SET TASK: State how many lines in the records hold the word "العظام", giving the number and no other text.

┏━━

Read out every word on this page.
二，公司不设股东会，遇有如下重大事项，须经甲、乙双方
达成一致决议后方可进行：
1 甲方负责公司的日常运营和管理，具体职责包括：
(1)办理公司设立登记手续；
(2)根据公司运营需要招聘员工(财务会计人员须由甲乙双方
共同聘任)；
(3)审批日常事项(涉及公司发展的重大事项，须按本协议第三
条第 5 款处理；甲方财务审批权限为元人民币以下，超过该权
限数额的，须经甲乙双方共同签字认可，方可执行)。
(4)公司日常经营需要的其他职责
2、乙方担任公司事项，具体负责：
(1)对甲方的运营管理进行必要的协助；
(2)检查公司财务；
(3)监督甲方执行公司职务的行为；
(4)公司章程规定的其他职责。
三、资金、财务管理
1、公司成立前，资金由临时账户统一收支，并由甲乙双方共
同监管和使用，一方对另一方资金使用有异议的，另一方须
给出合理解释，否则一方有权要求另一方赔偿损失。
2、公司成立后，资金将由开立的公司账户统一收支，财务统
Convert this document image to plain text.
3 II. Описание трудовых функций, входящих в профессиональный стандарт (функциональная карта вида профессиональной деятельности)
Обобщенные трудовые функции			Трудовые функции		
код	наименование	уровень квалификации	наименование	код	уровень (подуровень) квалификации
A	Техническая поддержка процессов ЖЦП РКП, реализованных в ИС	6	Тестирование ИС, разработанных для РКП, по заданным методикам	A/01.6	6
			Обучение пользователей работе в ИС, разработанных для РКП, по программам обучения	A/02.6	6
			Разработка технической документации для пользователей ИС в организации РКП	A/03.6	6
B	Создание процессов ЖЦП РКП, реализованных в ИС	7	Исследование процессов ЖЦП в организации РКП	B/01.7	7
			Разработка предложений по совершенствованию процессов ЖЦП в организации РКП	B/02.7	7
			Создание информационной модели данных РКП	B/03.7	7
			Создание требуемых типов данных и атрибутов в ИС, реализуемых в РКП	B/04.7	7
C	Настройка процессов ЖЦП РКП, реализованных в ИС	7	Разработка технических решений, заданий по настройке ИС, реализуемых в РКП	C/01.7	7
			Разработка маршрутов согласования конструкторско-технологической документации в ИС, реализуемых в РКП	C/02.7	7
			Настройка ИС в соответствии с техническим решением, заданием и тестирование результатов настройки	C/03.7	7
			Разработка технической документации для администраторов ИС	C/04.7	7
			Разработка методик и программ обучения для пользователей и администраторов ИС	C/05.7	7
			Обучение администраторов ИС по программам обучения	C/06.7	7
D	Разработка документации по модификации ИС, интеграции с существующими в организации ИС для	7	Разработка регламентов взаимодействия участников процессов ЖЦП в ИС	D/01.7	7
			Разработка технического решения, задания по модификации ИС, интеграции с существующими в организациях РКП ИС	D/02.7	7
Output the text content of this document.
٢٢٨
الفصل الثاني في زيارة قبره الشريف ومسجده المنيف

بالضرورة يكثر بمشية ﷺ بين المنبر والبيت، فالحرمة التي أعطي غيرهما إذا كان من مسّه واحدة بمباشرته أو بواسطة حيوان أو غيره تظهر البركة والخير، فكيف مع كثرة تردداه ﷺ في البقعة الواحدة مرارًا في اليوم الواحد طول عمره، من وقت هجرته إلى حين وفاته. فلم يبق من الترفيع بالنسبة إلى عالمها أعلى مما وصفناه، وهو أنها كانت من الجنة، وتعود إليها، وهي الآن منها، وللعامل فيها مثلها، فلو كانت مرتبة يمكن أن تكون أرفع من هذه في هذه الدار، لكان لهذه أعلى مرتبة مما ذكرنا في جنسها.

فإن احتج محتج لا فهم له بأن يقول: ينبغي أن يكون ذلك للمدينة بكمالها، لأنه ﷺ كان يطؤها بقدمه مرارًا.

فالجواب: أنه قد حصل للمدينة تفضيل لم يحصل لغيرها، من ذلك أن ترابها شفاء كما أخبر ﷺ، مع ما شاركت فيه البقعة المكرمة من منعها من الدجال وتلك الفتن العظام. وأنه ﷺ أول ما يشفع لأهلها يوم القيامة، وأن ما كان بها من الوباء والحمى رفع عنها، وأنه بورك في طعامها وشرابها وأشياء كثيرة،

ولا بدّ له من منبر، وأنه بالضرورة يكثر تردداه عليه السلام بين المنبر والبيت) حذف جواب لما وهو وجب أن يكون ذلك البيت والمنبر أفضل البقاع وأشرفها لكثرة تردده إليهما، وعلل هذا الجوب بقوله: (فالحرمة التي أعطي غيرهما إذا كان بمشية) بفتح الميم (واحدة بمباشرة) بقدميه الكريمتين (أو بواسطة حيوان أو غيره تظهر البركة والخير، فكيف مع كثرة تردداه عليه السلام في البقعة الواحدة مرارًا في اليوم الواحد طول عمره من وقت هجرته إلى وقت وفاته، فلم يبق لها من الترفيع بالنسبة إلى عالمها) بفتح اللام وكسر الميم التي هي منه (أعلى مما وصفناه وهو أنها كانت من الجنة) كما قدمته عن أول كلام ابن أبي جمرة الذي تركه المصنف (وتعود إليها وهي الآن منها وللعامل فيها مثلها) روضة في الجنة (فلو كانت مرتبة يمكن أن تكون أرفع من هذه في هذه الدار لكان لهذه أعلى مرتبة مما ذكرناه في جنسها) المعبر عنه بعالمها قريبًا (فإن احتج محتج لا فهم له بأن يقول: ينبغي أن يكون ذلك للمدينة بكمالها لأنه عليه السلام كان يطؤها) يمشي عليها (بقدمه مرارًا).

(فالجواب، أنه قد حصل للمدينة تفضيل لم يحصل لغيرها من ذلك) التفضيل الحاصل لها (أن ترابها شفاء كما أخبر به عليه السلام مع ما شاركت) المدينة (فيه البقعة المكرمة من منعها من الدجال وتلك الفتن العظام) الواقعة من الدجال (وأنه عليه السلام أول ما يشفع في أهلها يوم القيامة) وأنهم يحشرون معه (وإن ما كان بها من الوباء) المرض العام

┗━━

ANSWER IN FULL: 2